### Short task
Skip the pictures and quote all of the lines exactly.

=======

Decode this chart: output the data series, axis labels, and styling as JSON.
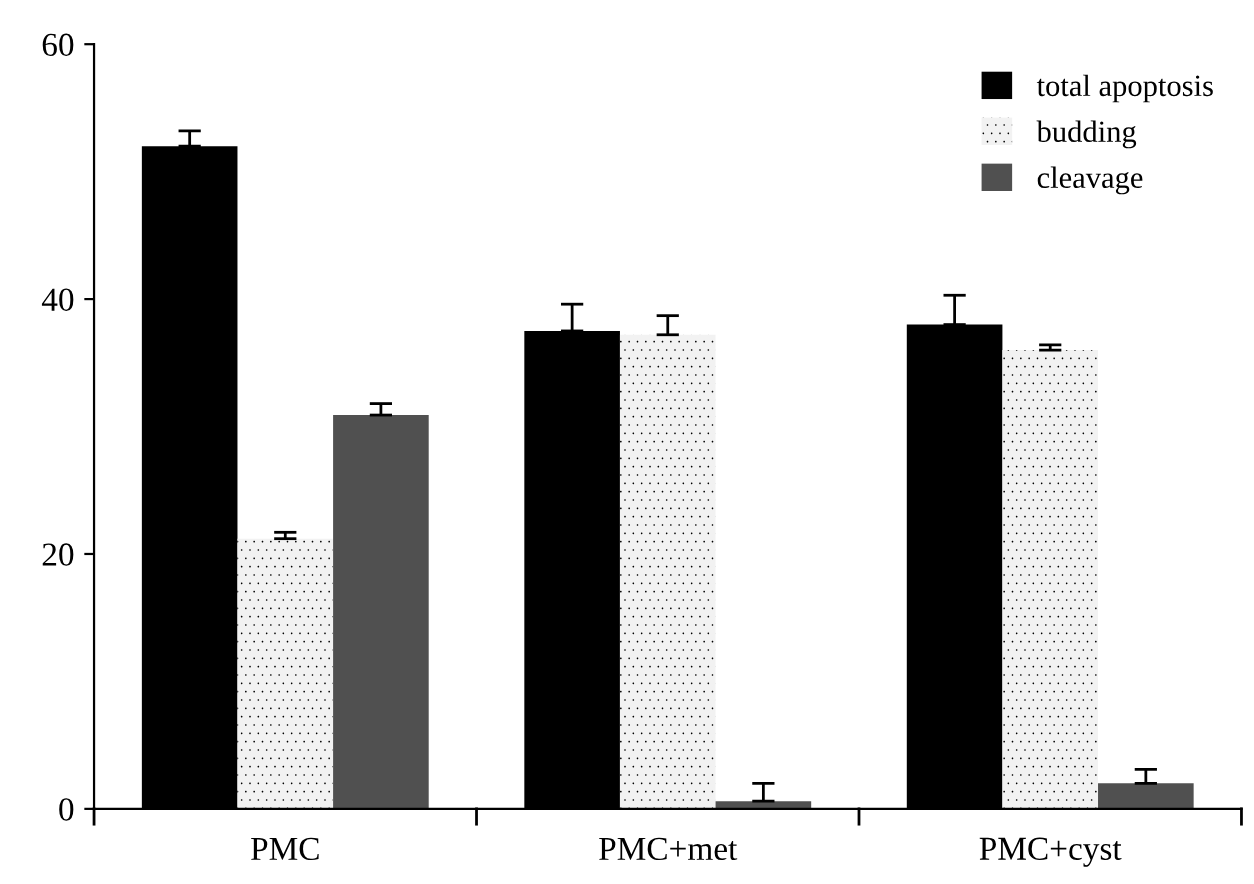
{
  "chart_data": {
    "type": "bar",
    "categories": [
      "PMC",
      "PMC+met",
      "PMC+cyst"
    ],
    "series": [
      {
        "name": "total apoptosis",
        "color": "#000000",
        "values": [
          52,
          37.5,
          38
        ],
        "errors": [
          [
            52,
            53.2
          ],
          [
            37.5,
            39.6
          ],
          [
            38,
            40.3
          ]
        ]
      },
      {
        "name": "budding",
        "color": "#f2f2f2",
        "values": [
          21.2,
          37.2,
          36
        ],
        "errors": [
          [
            21.2,
            21.7
          ],
          [
            37.2,
            38.7
          ],
          [
            36,
            36.4
          ]
        ]
      },
      {
        "name": "cleavage",
        "color": "#505050",
        "values": [
          30.9,
          0.6,
          2
        ],
        "errors": [
          [
            30.9,
            31.8
          ],
          [
            0.6,
            2
          ],
          [
            2,
            3.1
          ]
        ]
      }
    ],
    "ylim": [
      0,
      60
    ],
    "yticks": [
      0,
      20,
      40,
      60
    ],
    "grid": false,
    "legend": "top right"
  }
}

=======

### Task result
Decode this chart: output the data series, axis labels, and styling as JSON.
{
  "chart_data": {
    "type": "bar",
    "categories": [
      "PMC",
      "PMC+met",
      "PMC+cyst"
    ],
    "series": [
      {
        "name": "total apoptosis",
        "color": "#000000",
        "values": [
          52,
          37.5,
          38
        ],
        "errors": [
          [
            52,
            53.2
          ],
          [
            37.5,
            39.6
          ],
          [
            38,
            40.3
          ]
        ]
      },
      {
        "name": "budding",
        "color": "#f2f2f2",
        "values": [
          21.2,
          37.2,
          36
        ],
        "errors": [
          [
            21.2,
            21.7
          ],
          [
            37.2,
            38.7
          ],
          [
            36,
            36.4
          ]
        ]
      },
      {
        "name": "cleavage",
        "color": "#505050",
        "values": [
          30.9,
          0.6,
          2
        ],
        "errors": [
          [
            30.9,
            31.8
          ],
          [
            0.6,
            2
          ],
          [
            2,
            3.1
          ]
        ]
      }
    ],
    "ylim": [
      0,
      60
    ],
    "yticks": [
      0,
      20,
      40,
      60
    ],
    "grid": false,
    "legend": "top right"
  }
}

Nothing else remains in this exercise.